For the string "advocacy", report how many lines in the records below contain it, and nothing more.

MATERIAL FOR THE TASK START

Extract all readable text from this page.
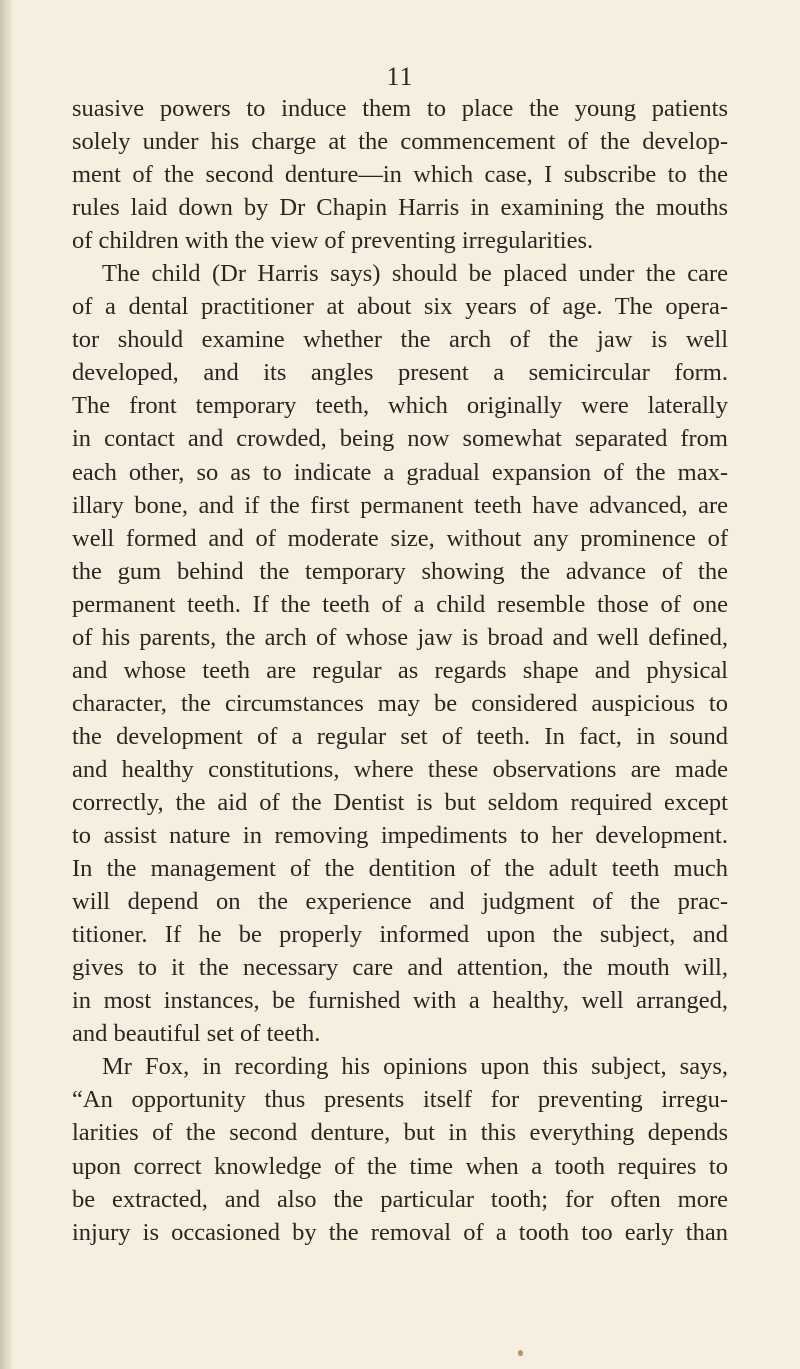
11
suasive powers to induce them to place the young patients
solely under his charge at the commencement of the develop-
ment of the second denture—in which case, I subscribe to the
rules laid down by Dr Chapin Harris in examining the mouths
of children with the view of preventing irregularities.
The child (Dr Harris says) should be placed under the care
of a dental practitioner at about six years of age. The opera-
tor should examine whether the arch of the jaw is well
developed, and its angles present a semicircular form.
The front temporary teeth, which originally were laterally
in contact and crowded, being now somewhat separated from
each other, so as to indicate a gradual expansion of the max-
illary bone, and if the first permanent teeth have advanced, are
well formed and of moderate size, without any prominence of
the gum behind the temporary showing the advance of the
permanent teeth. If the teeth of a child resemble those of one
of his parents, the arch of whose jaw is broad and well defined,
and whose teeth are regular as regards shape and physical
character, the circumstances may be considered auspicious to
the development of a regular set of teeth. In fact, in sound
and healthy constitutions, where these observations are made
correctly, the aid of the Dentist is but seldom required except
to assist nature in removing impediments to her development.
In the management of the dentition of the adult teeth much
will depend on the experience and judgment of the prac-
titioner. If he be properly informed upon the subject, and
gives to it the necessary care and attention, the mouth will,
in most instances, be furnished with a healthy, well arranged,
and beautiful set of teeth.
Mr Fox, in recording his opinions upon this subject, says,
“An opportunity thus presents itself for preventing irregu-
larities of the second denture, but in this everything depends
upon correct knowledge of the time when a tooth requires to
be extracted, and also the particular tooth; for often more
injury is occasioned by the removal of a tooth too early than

MATERIAL FOR THE TASK END
MATERIAL FOR THE TASK START

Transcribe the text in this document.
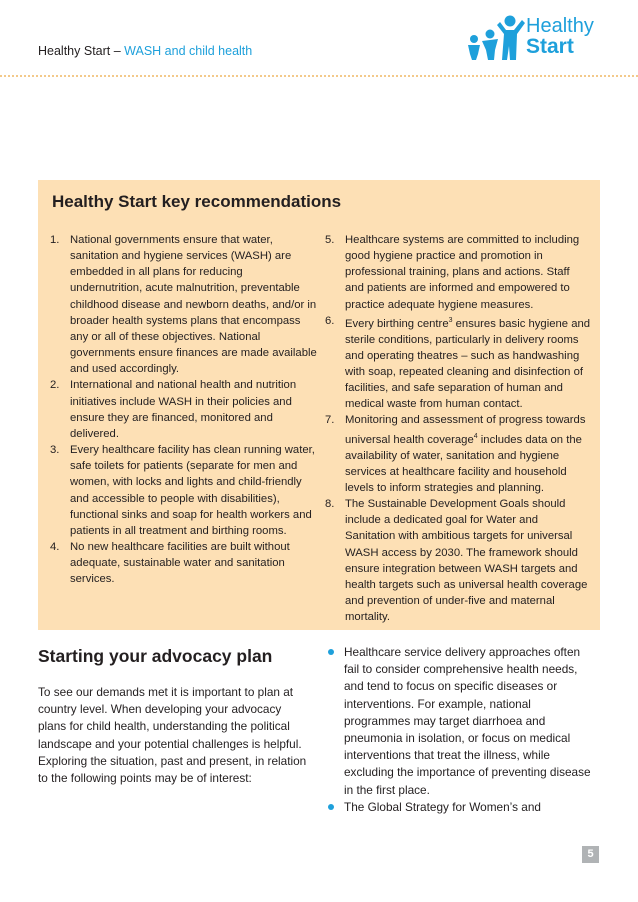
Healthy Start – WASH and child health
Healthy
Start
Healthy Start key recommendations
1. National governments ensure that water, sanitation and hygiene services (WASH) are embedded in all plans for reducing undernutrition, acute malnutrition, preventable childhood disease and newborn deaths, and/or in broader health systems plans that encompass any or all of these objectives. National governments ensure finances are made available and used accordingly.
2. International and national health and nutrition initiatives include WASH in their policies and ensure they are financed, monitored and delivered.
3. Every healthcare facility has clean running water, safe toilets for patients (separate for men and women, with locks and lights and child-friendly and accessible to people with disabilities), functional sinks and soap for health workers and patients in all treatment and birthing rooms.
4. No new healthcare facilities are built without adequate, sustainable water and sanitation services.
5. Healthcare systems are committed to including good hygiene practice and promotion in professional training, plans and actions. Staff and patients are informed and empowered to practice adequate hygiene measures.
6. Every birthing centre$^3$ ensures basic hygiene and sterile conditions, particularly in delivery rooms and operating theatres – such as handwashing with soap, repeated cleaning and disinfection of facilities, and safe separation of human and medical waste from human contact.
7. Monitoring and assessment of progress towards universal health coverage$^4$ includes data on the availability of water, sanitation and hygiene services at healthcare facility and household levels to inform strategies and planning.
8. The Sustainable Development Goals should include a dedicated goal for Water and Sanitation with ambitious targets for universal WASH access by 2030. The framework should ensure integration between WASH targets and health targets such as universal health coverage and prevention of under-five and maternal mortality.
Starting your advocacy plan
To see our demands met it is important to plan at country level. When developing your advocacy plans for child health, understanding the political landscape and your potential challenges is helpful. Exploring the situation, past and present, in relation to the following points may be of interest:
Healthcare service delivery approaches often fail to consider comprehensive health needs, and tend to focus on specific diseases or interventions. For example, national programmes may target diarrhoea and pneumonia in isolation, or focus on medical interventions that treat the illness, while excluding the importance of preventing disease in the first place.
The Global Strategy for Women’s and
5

MATERIAL FOR THE TASK END

*REPLY*
2